** START Data to process **

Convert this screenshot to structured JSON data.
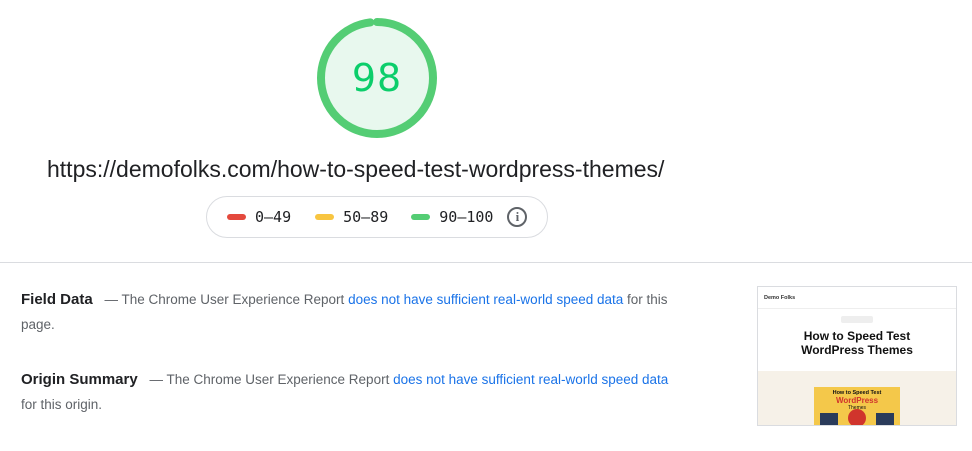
{
  "score": {
    "value": "98",
    "fraction": 0.98,
    "color": "#0cce6b",
    "fill_color": "#e8f8ee"
  },
  "url": "https://demofolks.com/how-to-speed-test-wordpress-themes/",
  "legend": {
    "items": [
      {
        "label": "0–49",
        "color": "#e4493d"
      },
      {
        "label": "50–89",
        "color": "#f8c541"
      },
      {
        "label": "90–100",
        "color": "#54cd74"
      }
    ],
    "info_icon": "info-icon"
  },
  "field_data": {
    "heading": "Field Data",
    "prefix": "— The Chrome User Experience Report",
    "link": "does not have sufficient real-world speed data",
    "suffix": "for this page."
  },
  "origin_summary": {
    "heading": "Origin Summary",
    "prefix": "— The Chrome User Experience Report",
    "link": "does not have sufficient real-world speed data",
    "suffix": "for this origin."
  },
  "thumbnail": {
    "brand": "Demo Folks",
    "title_line1": "How to Speed Test",
    "title_line2": "WordPress Themes",
    "featured_line1": "How to Speed Test",
    "featured_line2": "WordPress",
    "featured_line3": "Themes"
  }
}
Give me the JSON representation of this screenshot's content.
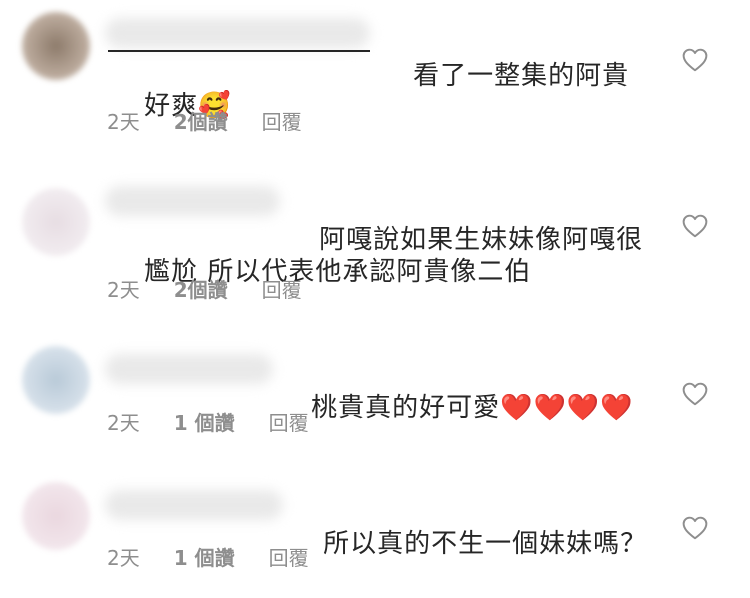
{
  "comments": [
    {
      "text_line1": "看了一整集的阿貴",
      "text_line2": "好爽",
      "emoji": "🥰",
      "time": "2天",
      "likes": "2個讚",
      "reply": "回覆"
    },
    {
      "text_line1": "阿嘎說如果生妹妹像阿嘎很",
      "text_line2": "尷尬 所以代表他承認阿貴像二伯",
      "time": "2天",
      "likes": "2個讚",
      "reply": "回覆"
    },
    {
      "text_line1": "桃貴真的好可愛",
      "hearts": "❤️❤️❤️❤️",
      "time": "2天",
      "likes": "1 個讚",
      "reply": "回覆"
    },
    {
      "text_line1": "所以真的不生一個妹妹嗎？",
      "time": "2天",
      "likes": "1 個讚",
      "reply": "回覆"
    }
  ],
  "icons": {
    "like": "heart-outline-icon"
  }
}
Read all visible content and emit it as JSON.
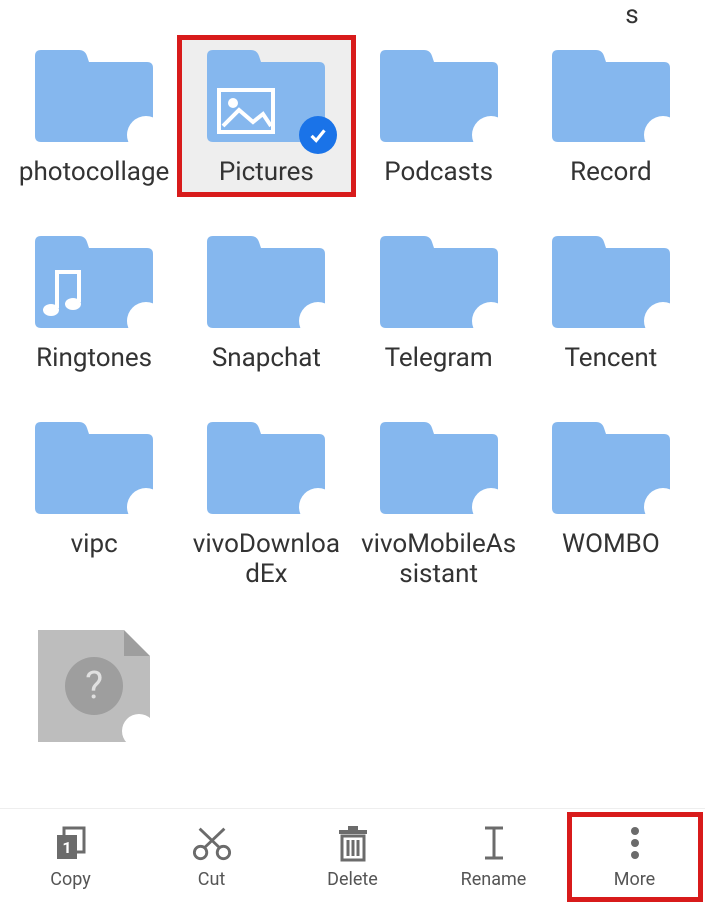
{
  "partial_row_label": "s",
  "folders": [
    {
      "name": "photocollage",
      "selected": false,
      "inner": null
    },
    {
      "name": "Pictures",
      "selected": true,
      "inner": "image",
      "highlighted": true
    },
    {
      "name": "Podcasts",
      "selected": false,
      "inner": null
    },
    {
      "name": "Record",
      "selected": false,
      "inner": null
    },
    {
      "name": "Ringtones",
      "selected": false,
      "inner": "music"
    },
    {
      "name": "Snapchat",
      "selected": false,
      "inner": null
    },
    {
      "name": "Telegram",
      "selected": false,
      "inner": null
    },
    {
      "name": "Tencent",
      "selected": false,
      "inner": null
    },
    {
      "name": "vipc",
      "selected": false,
      "inner": null
    },
    {
      "name": "vivoDownloadEx",
      "selected": false,
      "inner": null
    },
    {
      "name": "vivoMobileAssistant",
      "selected": false,
      "inner": null
    },
    {
      "name": "WOMBO",
      "selected": false,
      "inner": null
    }
  ],
  "unknown_file": {
    "visible": true
  },
  "toolbar": {
    "copy": {
      "label": "Copy",
      "count": "1"
    },
    "cut": {
      "label": "Cut"
    },
    "delete": {
      "label": "Delete"
    },
    "rename": {
      "label": "Rename"
    },
    "more": {
      "label": "More",
      "highlighted": true
    }
  },
  "colors": {
    "folder": "#85b7ee",
    "folder_tab": "#85b7ee",
    "highlight": "#d81b1b",
    "selected_check": "#1a73e8"
  }
}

** END Data to process **

◆ What to do ◆
Without the pictures, restate all of the entries above verbatim.

◆ Complete answer ◆
Convert this screenshot to structured JSON data.
{
  "score": {
    "value": "98",
    "fraction": 0.98,
    "color": "#0cce6b",
    "fill_color": "#e8f8ee"
  },
  "url": "https://demofolks.com/how-to-speed-test-wordpress-themes/",
  "legend": {
    "items": [
      {
        "label": "0–49",
        "color": "#e4493d"
      },
      {
        "label": "50–89",
        "color": "#f8c541"
      },
      {
        "label": "90–100",
        "color": "#54cd74"
      }
    ],
    "info_icon": "info-icon"
  },
  "field_data": {
    "heading": "Field Data",
    "prefix": "— The Chrome User Experience Report",
    "link": "does not have sufficient real-world speed data",
    "suffix": "for this page."
  },
  "origin_summary": {
    "heading": "Origin Summary",
    "prefix": "— The Chrome User Experience Report",
    "link": "does not have sufficient real-world speed data",
    "suffix": "for this origin."
  },
  "thumbnail": {
    "brand": "Demo Folks",
    "title_line1": "How to Speed Test",
    "title_line2": "WordPress Themes",
    "featured_line1": "How to Speed Test",
    "featured_line2": "WordPress",
    "featured_line3": "Themes"
  }
}
Give me the JSON representation of this screenshot's content.
{
  "comments": [
    {
      "text_line1": "看了一整集的阿貴",
      "text_line2": "好爽",
      "emoji": "🥰",
      "time": "2天",
      "likes": "2個讚",
      "reply": "回覆"
    },
    {
      "text_line1": "阿嘎說如果生妹妹像阿嘎很",
      "text_line2": "尷尬 所以代表他承認阿貴像二伯",
      "time": "2天",
      "likes": "2個讚",
      "reply": "回覆"
    },
    {
      "text_line1": "桃貴真的好可愛",
      "hearts": "❤️❤️❤️❤️",
      "time": "2天",
      "likes": "1 個讚",
      "reply": "回覆"
    },
    {
      "text_line1": "所以真的不生一個妹妹嗎？",
      "time": "2天",
      "likes": "1 個讚",
      "reply": "回覆"
    }
  ],
  "icons": {
    "like": "heart-outline-icon"
  }
}
Read all visible content and emit it as JSON.
{
  "partial_row_label": "s",
  "folders": [
    {
      "name": "photocollage",
      "selected": false,
      "inner": null
    },
    {
      "name": "Pictures",
      "selected": true,
      "inner": "image",
      "highlighted": true
    },
    {
      "name": "Podcasts",
      "selected": false,
      "inner": null
    },
    {
      "name": "Record",
      "selected": false,
      "inner": null
    },
    {
      "name": "Ringtones",
      "selected": false,
      "inner": "music"
    },
    {
      "name": "Snapchat",
      "selected": false,
      "inner": null
    },
    {
      "name": "Telegram",
      "selected": false,
      "inner": null
    },
    {
      "name": "Tencent",
      "selected": false,
      "inner": null
    },
    {
      "name": "vipc",
      "selected": false,
      "inner": null
    },
    {
      "name": "vivoDownloadEx",
      "selected": false,
      "inner": null
    },
    {
      "name": "vivoMobileAssistant",
      "selected": false,
      "inner": null
    },
    {
      "name": "WOMBO",
      "selected": false,
      "inner": null
    }
  ],
  "unknown_file": {
    "visible": true
  },
  "toolbar": {
    "copy": {
      "label": "Copy",
      "count": "1"
    },
    "cut": {
      "label": "Cut"
    },
    "delete": {
      "label": "Delete"
    },
    "rename": {
      "label": "Rename"
    },
    "more": {
      "label": "More",
      "highlighted": true
    }
  },
  "colors": {
    "folder": "#85b7ee",
    "folder_tab": "#85b7ee",
    "highlight": "#d81b1b",
    "selected_check": "#1a73e8"
  }
}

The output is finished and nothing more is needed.